| WHAT THE EXERCISE ASKS |
Write out all of the data exactly as it appears.

| DATASET ROWS |
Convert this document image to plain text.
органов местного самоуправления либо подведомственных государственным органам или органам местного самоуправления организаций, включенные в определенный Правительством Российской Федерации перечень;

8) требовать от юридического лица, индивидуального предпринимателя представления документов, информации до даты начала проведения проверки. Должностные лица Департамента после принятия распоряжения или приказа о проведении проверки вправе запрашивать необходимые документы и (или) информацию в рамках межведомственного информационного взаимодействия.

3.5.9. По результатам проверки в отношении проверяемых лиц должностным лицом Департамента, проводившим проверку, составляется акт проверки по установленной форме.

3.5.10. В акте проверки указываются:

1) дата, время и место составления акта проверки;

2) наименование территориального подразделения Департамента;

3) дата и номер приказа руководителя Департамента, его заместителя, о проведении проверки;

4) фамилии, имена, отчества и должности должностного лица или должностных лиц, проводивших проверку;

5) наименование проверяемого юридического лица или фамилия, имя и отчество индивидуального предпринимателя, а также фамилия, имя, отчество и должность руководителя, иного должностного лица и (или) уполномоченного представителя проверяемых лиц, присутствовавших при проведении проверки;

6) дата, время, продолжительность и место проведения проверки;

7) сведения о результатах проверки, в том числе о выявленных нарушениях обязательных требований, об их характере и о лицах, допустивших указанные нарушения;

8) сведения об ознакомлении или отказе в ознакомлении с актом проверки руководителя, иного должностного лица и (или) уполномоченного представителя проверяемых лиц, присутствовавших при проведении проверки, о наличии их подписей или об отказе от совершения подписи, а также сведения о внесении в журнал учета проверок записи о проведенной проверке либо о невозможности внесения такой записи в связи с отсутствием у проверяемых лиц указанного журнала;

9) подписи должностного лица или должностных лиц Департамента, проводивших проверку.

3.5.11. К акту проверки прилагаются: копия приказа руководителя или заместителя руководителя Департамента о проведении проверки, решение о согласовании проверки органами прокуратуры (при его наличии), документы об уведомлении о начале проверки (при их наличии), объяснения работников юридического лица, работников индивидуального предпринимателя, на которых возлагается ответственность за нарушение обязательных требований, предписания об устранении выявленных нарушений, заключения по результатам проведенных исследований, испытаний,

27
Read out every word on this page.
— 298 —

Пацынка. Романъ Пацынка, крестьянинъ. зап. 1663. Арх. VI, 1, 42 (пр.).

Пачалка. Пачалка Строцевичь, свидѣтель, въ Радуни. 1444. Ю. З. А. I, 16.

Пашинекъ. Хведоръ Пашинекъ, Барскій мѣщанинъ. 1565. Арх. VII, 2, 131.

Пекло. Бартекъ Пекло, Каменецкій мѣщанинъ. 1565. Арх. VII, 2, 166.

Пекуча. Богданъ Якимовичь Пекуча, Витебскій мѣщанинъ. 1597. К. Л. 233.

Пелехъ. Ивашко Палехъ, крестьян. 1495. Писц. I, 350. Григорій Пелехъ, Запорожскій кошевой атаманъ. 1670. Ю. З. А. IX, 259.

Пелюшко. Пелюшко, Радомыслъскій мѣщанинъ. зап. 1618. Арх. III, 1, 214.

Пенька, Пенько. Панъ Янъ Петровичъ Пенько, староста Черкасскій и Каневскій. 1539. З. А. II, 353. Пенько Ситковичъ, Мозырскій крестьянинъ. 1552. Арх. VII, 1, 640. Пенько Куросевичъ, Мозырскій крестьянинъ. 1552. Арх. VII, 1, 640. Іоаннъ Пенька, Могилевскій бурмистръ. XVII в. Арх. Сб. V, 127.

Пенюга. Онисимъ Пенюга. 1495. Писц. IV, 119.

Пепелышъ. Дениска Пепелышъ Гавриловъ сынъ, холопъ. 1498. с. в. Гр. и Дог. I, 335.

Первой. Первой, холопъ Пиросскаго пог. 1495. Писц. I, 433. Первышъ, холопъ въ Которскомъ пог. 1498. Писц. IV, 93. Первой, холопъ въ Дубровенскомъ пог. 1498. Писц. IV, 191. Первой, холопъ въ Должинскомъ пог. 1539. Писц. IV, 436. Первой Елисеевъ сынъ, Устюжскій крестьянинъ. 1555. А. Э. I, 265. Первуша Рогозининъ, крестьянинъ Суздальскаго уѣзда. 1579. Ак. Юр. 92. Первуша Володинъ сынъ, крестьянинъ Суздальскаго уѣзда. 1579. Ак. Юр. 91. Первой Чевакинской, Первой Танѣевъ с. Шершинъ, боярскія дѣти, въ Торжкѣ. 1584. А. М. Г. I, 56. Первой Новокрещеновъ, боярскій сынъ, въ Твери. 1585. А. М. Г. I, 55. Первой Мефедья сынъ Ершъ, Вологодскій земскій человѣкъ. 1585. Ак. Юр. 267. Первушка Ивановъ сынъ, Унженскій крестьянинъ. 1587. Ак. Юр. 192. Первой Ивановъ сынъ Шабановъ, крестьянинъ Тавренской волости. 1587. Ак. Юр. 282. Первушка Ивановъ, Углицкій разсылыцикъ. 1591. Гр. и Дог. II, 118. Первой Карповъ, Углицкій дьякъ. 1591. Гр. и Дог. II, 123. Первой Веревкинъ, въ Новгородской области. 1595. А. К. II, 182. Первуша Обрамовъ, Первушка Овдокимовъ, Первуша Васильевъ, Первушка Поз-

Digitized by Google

| EXERCISE OUTPUT |
Convert this document image to plain text.
органов местного самоуправления либо подведомственных государственным органам или органам местного самоуправления организаций, включенные в определенный Правительством Российской Федерации перечень;

8) требовать от юридического лица, индивидуального предпринимателя представления документов, информации до даты начала проведения проверки. Должностные лица Департамента после принятия распоряжения или приказа о проведении проверки вправе запрашивать необходимые документы и (или) информацию в рамках межведомственного информационного взаимодействия.

3.5.9. По результатам проверки в отношении проверяемых лиц должностным лицом Департамента, проводившим проверку, составляется акт проверки по установленной форме.

3.5.10. В акте проверки указываются:

1) дата, время и место составления акта проверки;

2) наименование территориального подразделения Департамента;

3) дата и номер приказа руководителя Департамента, его заместителя, о проведении проверки;

4) фамилии, имена, отчества и должности должностного лица или должностных лиц, проводивших проверку;

5) наименование проверяемого юридического лица или фамилия, имя и отчество индивидуального предпринимателя, а также фамилия, имя, отчество и должность руководителя, иного должностного лица и (или) уполномоченного представителя проверяемых лиц, присутствовавших при проведении проверки;

6) дата, время, продолжительность и место проведения проверки;

7) сведения о результатах проверки, в том числе о выявленных нарушениях обязательных требований, об их характере и о лицах, допустивших указанные нарушения;

8) сведения об ознакомлении или отказе в ознакомлении с актом проверки руководителя, иного должностного лица и (или) уполномоченного представителя проверяемых лиц, присутствовавших при проведении проверки, о наличии их подписей или об отказе от совершения подписи, а также сведения о внесении в журнал учета проверок записи о проведенной проверке либо о невозможности внесения такой записи в связи с отсутствием у проверяемых лиц указанного журнала;

9) подписи должностного лица или должностных лиц Департамента, проводивших проверку.

3.5.11. К акту проверки прилагаются: копия приказа руководителя или заместителя руководителя Департамента о проведении проверки, решение о согласовании проверки органами прокуратуры (при его наличии), документы об уведомлении о начале проверки (при их наличии), объяснения работников юридического лица, работников индивидуального предпринимателя, на которых возлагается ответственность за нарушение обязательных требований, предписания об устранении выявленных нарушений, заключения по результатам проведенных исследований, испытаний,

27
Read out every word on this page.
— 298 —

Пацынка. Романъ Пацынка, крестьянинъ. зап. 1663. Арх. VI, 1, 42 (пр.).

Пачалка. Пачалка Строцевичь, свидѣтель, въ Радуни. 1444. Ю. З. А. I, 16.

Пашинекъ. Хведоръ Пашинекъ, Барскій мѣщанинъ. 1565. Арх. VII, 2, 131.

Пекло. Бартекъ Пекло, Каменецкій мѣщанинъ. 1565. Арх. VII, 2, 166.

Пекуча. Богданъ Якимовичь Пекуча, Витебскій мѣщанинъ. 1597. К. Л. 233.

Пелехъ. Ивашко Палехъ, крестьян. 1495. Писц. I, 350. Григорій Пелехъ, Запорожскій кошевой атаманъ. 1670. Ю. З. А. IX, 259.

Пелюшко. Пелюшко, Радомыслъскій мѣщанинъ. зап. 1618. Арх. III, 1, 214.

Пенька, Пенько. Панъ Янъ Петровичъ Пенько, староста Черкасскій и Каневскій. 1539. З. А. II, 353. Пенько Ситковичъ, Мозырскій крестьянинъ. 1552. Арх. VII, 1, 640. Пенько Куросевичъ, Мозырскій крестьянинъ. 1552. Арх. VII, 1, 640. Іоаннъ Пенька, Могилевскій бурмистръ. XVII в. Арх. Сб. V, 127.

Пенюга. Онисимъ Пенюга. 1495. Писц. IV, 119.

Пепелышъ. Дениска Пепелышъ Гавриловъ сынъ, холопъ. 1498. с. в. Гр. и Дог. I, 335.

Первой. Первой, холопъ Пиросскаго пог. 1495. Писц. I, 433. Первышъ, холопъ въ Которскомъ пог. 1498. Писц. IV, 93. Первой, холопъ въ Дубровенскомъ пог. 1498. Писц. IV, 191. Первой, холопъ въ Должинскомъ пог. 1539. Писц. IV, 436. Первой Елисеевъ сынъ, Устюжскій крестьянинъ. 1555. А. Э. I, 265. Первуша Рогозининъ, крестьянинъ Суздальскаго уѣзда. 1579. Ак. Юр. 92. Первуша Володинъ сынъ, крестьянинъ Суздальскаго уѣзда. 1579. Ак. Юр. 91. Первой Чевакинской, Первой Танѣевъ с. Шершинъ, боярскія дѣти, въ Торжкѣ. 1584. А. М. Г. I, 56. Первой Новокрещеновъ, боярскій сынъ, въ Твери. 1585. А. М. Г. I, 55. Первой Мефедья сынъ Ершъ, Вологодскій земскій человѣкъ. 1585. Ак. Юр. 267. Первушка Ивановъ сынъ, Унженскій крестьянинъ. 1587. Ак. Юр. 192. Первой Ивановъ сынъ Шабановъ, крестьянинъ Тавренской волости. 1587. Ак. Юр. 282. Первушка Ивановъ, Углицкій разсылыцикъ. 1591. Гр. и Дог. II, 118. Первой Карповъ, Углицкій дьякъ. 1591. Гр. и Дог. II, 123. Первой Веревкинъ, въ Новгородской области. 1595. А. К. II, 182. Первуша Обрамовъ, Первушка Овдокимовъ, Первуша Васильевъ, Первушка Поз-

Digitized by Google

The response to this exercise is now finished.